» **The task**: Filter the lines below, copying only those with the string "readout".

Stored items from a collection
## START
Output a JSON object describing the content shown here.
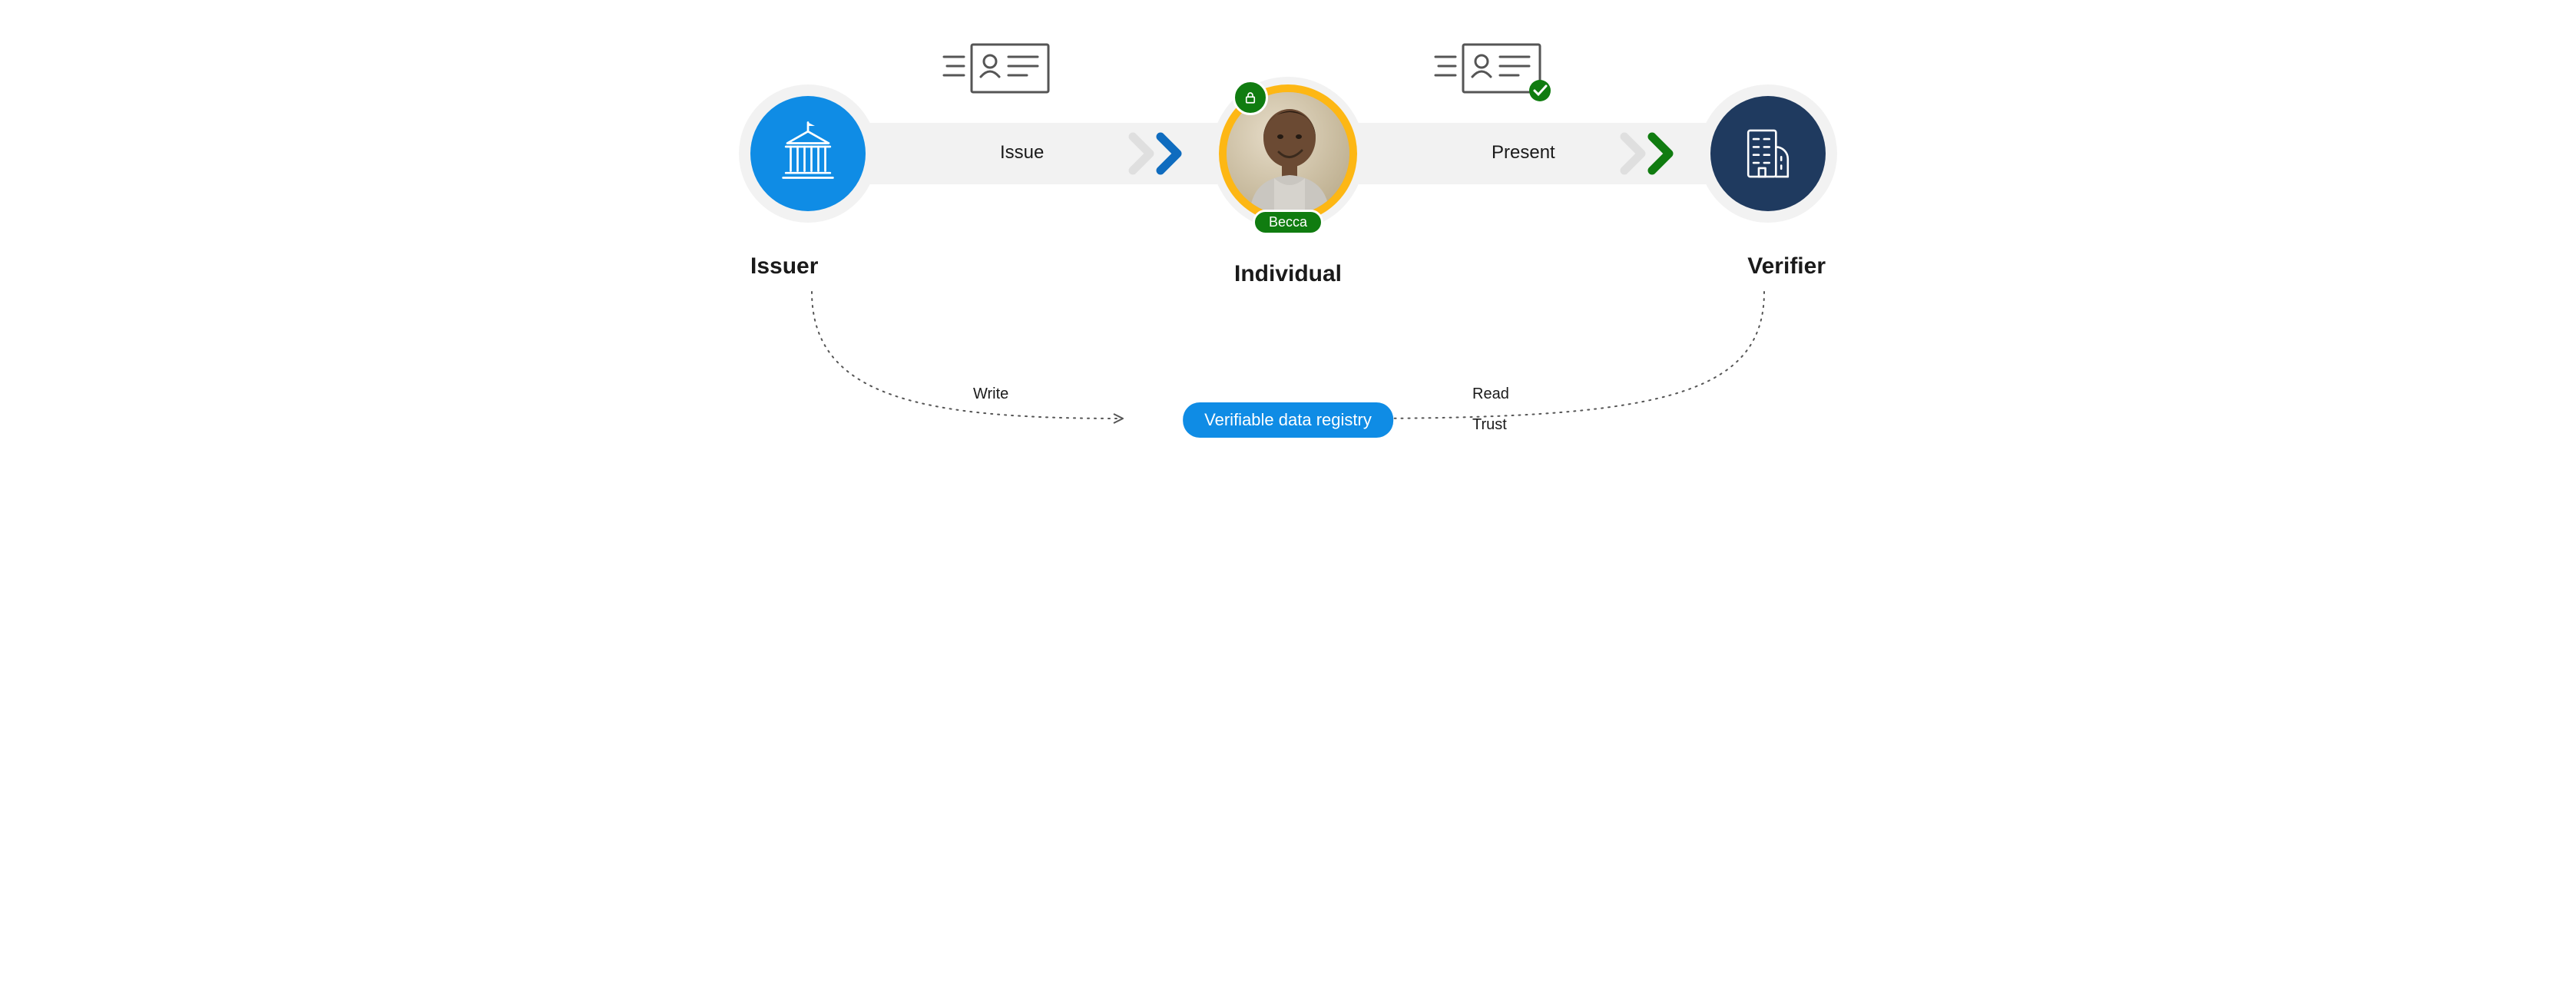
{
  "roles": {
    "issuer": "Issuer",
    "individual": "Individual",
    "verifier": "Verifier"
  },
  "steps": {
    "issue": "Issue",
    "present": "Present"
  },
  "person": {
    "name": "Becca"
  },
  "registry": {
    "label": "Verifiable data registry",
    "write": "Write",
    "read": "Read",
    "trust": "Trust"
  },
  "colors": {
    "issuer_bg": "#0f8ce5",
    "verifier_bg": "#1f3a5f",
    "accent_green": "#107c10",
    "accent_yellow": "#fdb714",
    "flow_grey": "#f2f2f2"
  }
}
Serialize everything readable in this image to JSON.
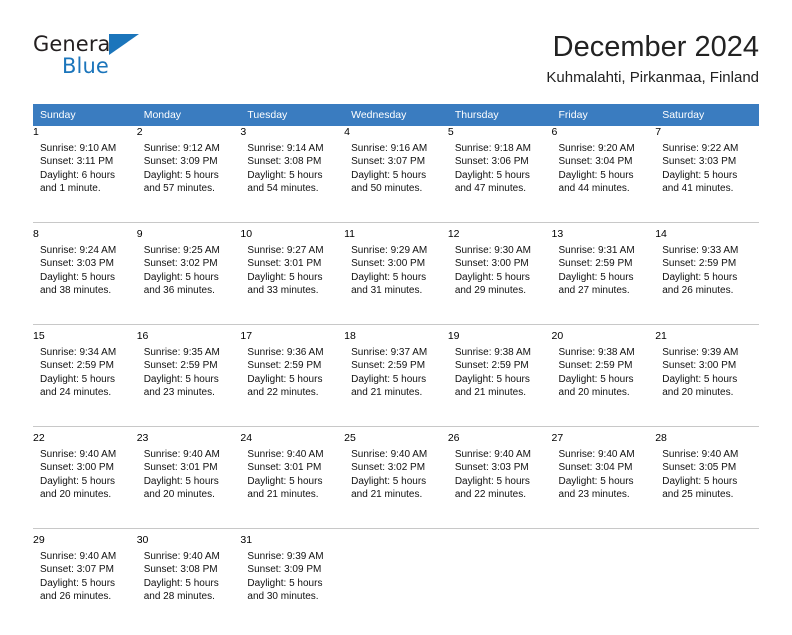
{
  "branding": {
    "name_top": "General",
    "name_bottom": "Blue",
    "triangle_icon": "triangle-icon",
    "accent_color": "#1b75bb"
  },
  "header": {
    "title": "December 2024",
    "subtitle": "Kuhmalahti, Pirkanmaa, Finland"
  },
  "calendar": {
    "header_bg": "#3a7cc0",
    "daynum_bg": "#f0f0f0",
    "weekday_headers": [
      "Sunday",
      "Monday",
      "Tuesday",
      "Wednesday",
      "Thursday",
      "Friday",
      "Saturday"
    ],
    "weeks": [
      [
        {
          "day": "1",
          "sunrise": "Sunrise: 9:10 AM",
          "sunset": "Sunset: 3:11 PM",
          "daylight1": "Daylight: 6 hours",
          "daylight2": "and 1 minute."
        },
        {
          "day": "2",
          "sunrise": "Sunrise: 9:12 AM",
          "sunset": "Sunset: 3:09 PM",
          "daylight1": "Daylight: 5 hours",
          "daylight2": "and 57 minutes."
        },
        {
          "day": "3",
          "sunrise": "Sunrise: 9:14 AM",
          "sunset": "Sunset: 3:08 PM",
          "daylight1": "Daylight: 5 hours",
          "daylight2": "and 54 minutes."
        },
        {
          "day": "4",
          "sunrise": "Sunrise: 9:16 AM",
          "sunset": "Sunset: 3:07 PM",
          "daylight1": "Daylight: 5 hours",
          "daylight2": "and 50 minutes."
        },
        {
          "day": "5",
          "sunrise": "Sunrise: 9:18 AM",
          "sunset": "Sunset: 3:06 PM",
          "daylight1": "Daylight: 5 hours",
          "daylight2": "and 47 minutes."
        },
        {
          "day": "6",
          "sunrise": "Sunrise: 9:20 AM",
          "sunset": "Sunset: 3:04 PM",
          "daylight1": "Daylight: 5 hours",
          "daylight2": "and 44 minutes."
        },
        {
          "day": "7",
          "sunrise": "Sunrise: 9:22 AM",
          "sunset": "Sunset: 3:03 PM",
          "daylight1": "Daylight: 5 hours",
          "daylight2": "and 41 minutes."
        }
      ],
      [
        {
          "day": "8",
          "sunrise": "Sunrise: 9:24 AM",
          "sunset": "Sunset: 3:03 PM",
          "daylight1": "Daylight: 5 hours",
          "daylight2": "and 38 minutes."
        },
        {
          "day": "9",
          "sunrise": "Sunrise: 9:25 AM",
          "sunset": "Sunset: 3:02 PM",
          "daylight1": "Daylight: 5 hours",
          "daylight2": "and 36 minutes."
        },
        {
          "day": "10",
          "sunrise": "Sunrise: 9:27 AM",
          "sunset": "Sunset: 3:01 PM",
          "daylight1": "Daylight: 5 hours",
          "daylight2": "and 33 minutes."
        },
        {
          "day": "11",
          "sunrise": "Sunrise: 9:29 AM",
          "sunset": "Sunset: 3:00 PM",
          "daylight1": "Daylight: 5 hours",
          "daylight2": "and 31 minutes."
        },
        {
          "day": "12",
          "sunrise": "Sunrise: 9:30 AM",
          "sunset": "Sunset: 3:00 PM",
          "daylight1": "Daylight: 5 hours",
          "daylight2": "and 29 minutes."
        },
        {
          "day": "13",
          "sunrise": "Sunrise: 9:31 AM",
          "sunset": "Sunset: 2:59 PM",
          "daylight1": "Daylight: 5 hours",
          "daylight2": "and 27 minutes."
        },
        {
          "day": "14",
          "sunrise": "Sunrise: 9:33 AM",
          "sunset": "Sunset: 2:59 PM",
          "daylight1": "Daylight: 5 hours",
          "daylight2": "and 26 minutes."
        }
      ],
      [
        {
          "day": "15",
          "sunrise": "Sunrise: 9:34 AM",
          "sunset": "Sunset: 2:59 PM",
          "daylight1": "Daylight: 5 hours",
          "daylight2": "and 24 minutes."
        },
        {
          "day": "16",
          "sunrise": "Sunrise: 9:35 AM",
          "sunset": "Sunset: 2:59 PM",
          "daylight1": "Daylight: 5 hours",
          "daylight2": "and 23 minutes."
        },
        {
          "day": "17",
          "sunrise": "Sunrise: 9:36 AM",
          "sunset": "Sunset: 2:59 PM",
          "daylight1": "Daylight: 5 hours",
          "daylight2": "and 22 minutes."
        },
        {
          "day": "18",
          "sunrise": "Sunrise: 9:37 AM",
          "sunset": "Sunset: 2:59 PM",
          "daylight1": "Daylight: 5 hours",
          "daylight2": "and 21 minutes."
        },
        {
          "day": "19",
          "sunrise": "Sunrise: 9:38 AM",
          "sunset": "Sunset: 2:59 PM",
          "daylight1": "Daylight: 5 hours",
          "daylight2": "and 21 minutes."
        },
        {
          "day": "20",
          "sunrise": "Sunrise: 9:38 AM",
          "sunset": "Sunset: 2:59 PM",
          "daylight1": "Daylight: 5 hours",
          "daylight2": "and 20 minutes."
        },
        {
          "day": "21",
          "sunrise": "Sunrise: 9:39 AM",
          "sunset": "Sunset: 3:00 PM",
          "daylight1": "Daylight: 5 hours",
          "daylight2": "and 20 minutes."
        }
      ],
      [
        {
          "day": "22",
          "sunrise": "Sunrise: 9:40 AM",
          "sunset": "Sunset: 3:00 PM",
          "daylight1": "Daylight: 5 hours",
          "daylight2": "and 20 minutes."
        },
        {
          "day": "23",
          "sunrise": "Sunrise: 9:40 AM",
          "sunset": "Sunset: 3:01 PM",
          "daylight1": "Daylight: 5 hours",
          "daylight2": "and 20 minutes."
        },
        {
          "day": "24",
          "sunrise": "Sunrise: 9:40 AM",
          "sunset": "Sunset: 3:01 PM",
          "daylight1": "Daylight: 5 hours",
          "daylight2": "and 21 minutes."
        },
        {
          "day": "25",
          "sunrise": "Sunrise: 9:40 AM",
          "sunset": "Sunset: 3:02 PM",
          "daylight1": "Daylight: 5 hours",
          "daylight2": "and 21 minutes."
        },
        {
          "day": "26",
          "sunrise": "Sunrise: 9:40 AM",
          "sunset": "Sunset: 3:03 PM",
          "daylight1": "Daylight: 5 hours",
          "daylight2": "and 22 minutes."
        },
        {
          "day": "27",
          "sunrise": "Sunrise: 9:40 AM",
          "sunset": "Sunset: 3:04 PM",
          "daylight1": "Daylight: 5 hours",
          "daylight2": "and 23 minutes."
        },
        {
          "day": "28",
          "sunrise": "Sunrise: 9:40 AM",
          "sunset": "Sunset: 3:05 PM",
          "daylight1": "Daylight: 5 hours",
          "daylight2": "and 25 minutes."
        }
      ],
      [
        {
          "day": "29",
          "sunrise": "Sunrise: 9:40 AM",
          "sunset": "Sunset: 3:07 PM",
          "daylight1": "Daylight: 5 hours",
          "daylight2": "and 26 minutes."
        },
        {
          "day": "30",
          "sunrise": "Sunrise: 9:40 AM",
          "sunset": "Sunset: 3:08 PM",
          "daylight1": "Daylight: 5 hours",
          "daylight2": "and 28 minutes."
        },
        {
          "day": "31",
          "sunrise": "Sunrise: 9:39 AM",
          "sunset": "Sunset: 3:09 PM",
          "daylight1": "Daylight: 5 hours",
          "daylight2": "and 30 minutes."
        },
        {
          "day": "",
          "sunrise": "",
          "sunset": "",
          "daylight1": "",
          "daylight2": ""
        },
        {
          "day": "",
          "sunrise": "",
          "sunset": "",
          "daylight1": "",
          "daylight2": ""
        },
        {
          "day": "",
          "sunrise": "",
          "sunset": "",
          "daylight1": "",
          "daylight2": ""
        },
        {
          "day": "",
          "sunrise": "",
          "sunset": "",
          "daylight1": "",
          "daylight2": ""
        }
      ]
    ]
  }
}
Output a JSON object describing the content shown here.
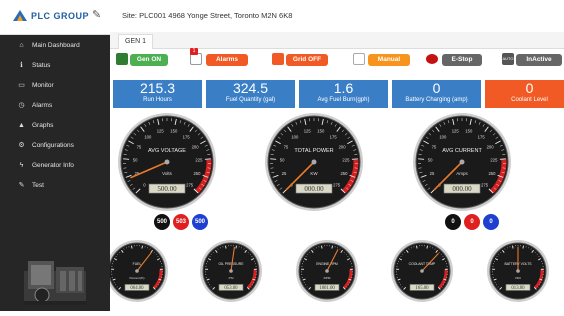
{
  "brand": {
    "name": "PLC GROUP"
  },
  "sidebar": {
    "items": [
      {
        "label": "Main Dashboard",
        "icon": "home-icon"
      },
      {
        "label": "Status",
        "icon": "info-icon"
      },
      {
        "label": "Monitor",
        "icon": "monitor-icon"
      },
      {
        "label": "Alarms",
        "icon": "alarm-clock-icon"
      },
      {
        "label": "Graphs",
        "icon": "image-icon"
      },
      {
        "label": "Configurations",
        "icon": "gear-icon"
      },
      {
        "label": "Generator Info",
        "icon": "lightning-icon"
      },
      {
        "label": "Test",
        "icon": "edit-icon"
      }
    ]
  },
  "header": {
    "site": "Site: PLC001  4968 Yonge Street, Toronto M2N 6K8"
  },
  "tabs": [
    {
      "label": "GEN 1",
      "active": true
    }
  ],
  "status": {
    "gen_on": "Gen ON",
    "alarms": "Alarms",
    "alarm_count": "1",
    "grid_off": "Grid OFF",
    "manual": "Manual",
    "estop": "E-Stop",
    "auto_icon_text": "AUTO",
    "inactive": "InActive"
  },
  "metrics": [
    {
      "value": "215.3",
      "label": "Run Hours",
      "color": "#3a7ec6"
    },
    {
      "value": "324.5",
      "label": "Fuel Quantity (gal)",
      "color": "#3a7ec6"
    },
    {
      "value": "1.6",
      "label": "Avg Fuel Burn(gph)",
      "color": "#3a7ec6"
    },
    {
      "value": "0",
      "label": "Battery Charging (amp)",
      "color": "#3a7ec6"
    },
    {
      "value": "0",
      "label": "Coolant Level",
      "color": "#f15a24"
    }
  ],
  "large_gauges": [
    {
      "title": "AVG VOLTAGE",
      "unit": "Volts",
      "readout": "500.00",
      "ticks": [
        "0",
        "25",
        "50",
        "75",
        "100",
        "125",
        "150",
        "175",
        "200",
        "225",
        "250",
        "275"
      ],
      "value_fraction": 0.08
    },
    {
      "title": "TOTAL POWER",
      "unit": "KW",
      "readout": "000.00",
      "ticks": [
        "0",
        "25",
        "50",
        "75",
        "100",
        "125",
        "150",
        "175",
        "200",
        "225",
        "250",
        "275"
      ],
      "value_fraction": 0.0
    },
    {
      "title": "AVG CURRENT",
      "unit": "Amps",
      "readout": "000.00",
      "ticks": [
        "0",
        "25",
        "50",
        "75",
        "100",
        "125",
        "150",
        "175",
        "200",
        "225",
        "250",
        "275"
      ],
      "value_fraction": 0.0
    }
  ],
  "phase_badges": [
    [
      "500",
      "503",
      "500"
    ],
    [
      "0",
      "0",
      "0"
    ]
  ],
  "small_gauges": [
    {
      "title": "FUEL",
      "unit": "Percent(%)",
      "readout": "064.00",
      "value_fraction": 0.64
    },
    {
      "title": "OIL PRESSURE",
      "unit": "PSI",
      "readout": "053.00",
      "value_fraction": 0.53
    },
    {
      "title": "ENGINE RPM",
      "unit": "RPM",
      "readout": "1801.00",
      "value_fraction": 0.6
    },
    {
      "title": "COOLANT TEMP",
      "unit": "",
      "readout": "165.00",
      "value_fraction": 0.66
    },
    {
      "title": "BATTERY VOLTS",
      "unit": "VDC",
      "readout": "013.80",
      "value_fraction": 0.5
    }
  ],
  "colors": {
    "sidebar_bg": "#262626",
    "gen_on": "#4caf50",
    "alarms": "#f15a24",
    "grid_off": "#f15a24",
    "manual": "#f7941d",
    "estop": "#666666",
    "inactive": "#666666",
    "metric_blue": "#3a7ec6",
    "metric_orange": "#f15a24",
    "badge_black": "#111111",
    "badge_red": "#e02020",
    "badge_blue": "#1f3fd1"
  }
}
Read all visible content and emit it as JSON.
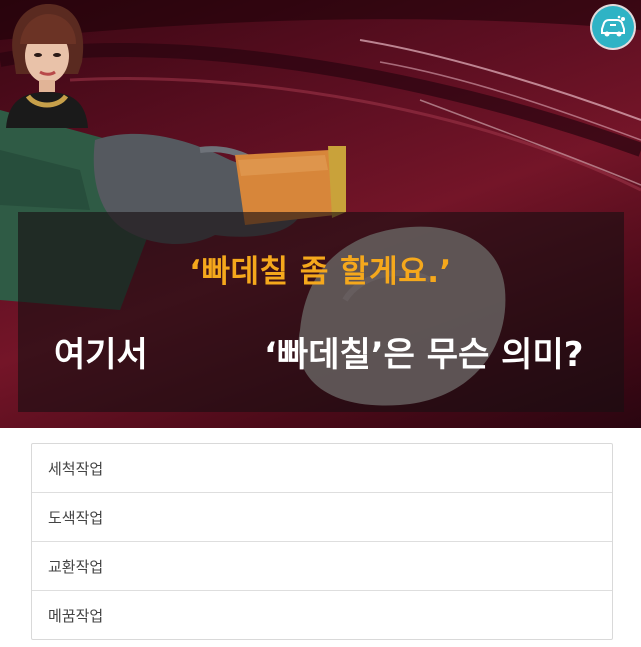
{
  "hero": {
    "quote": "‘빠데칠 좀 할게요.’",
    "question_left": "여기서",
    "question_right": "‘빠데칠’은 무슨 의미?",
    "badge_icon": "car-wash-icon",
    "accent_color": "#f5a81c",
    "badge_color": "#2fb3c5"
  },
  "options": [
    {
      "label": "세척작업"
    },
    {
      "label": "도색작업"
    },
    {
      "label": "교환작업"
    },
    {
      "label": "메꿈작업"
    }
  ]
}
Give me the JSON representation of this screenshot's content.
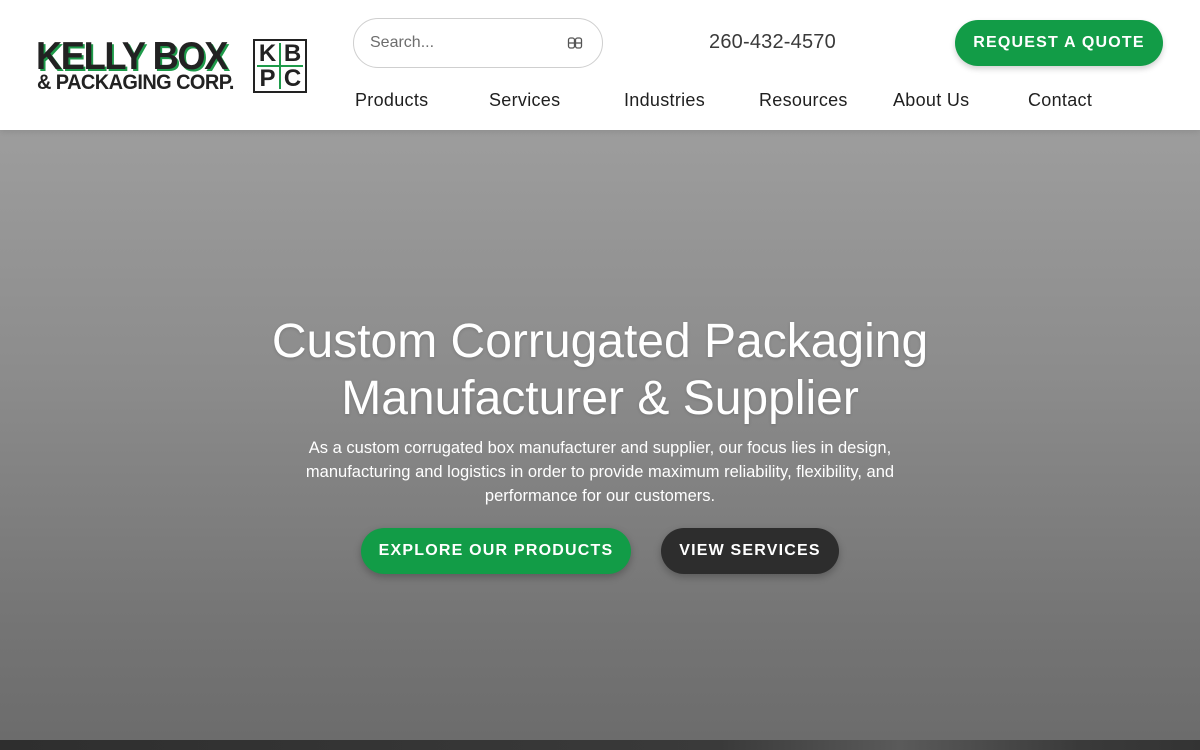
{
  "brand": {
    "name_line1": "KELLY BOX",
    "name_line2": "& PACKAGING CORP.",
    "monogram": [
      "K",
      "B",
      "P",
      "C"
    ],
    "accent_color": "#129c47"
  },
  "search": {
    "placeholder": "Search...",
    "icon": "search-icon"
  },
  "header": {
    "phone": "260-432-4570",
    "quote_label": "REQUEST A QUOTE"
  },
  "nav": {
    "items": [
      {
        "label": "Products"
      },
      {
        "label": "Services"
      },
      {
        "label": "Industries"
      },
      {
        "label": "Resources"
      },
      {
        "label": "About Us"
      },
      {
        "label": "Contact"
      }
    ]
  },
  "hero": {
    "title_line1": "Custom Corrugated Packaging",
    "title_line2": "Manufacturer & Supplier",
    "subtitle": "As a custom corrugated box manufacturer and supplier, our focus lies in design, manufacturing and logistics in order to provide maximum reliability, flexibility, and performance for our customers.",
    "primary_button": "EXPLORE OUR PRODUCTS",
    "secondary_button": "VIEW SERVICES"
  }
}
## END
» **The output**:
      "readout": "500.00",
      "readout": "000.00",
      "readout": "000.00",
      "readout": "064.00",
      "readout": "053.00",
      "readout": "1801.00",
      "readout": "165.00",
      "readout": "013.80",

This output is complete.